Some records
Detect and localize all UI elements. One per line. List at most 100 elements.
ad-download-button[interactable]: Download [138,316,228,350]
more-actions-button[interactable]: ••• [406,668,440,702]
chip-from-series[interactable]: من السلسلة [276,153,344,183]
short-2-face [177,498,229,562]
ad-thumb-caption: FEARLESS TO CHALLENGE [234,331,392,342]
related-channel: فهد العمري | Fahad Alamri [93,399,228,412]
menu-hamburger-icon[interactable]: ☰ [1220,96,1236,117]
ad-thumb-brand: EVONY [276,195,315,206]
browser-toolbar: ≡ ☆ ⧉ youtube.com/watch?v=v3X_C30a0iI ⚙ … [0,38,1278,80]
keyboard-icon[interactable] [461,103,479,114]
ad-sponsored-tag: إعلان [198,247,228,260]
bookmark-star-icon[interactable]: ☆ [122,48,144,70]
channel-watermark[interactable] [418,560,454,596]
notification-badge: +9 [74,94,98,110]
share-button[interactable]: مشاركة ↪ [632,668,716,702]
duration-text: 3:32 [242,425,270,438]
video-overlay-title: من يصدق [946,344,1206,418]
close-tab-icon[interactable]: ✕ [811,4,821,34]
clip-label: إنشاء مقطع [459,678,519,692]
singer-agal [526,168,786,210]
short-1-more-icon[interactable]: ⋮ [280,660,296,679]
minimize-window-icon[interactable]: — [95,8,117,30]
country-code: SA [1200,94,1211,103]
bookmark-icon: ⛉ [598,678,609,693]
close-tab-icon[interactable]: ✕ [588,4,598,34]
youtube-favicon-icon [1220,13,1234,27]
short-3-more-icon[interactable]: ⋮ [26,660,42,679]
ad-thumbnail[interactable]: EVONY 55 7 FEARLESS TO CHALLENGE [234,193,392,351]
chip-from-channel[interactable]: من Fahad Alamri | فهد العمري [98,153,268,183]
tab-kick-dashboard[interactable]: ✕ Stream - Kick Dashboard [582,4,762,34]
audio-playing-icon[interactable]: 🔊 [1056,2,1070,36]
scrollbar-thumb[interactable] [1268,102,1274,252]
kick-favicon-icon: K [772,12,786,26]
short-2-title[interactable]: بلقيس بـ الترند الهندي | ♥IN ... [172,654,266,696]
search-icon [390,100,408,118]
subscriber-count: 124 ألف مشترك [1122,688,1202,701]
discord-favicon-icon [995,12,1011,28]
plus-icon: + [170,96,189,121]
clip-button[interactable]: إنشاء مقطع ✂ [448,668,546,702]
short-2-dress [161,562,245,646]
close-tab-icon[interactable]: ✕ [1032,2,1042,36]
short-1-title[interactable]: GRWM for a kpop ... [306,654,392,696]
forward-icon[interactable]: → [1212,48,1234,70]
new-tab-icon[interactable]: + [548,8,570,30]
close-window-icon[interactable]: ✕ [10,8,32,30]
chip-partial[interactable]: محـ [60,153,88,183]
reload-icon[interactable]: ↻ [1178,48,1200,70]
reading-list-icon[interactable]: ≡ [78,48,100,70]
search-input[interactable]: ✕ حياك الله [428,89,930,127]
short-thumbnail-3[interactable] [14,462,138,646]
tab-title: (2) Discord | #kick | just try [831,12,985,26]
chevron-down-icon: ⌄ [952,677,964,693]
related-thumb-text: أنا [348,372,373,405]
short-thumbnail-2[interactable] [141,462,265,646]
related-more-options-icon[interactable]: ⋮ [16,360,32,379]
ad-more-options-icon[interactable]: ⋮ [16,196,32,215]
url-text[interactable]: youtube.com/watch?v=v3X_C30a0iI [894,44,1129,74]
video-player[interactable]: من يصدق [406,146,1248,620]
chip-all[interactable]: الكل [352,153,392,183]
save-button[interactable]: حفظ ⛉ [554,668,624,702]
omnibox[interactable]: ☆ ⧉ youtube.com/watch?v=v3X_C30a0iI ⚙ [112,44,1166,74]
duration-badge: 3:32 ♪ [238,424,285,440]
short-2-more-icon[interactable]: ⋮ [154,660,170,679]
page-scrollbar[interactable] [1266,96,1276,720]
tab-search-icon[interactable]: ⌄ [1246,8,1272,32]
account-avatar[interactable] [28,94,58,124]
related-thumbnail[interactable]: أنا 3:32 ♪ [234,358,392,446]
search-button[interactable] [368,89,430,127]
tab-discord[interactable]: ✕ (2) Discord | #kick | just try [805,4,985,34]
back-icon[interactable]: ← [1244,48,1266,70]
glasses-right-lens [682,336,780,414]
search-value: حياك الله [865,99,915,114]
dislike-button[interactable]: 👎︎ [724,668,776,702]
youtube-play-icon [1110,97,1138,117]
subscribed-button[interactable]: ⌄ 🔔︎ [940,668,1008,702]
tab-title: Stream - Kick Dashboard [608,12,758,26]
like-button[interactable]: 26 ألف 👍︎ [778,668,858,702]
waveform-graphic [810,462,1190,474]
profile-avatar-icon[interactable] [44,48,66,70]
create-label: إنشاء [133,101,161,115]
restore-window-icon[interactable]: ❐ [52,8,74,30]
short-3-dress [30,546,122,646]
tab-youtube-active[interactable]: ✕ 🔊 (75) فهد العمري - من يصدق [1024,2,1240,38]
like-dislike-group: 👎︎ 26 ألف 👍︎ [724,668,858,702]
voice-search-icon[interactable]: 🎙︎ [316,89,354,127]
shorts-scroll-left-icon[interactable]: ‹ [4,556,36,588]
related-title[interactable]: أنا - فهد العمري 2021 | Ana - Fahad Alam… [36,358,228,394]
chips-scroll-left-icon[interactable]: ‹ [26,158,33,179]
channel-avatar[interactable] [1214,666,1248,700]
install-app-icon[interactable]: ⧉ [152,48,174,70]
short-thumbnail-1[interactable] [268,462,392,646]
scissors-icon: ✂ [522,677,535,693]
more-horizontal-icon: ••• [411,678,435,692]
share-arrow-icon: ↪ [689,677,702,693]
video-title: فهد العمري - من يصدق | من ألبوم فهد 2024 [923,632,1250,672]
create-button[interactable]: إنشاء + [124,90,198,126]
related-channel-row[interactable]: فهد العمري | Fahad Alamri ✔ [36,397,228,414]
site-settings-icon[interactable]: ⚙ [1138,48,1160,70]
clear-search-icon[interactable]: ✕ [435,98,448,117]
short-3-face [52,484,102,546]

→ Exercise description: Reproduce the records verbatim, from the first line through the line containing "related-channel: فهد العمري".

→ Output:
Detect and localize all UI elements. One per line. List at most 100 elements.
ad-download-button[interactable]: Download [138,316,228,350]
more-actions-button[interactable]: ••• [406,668,440,702]
chip-from-series[interactable]: من السلسلة [276,153,344,183]
short-2-face [177,498,229,562]
ad-thumb-caption: FEARLESS TO CHALLENGE [234,331,392,342]
related-channel: فهد العمري | Fahad Alamri [93,399,228,412]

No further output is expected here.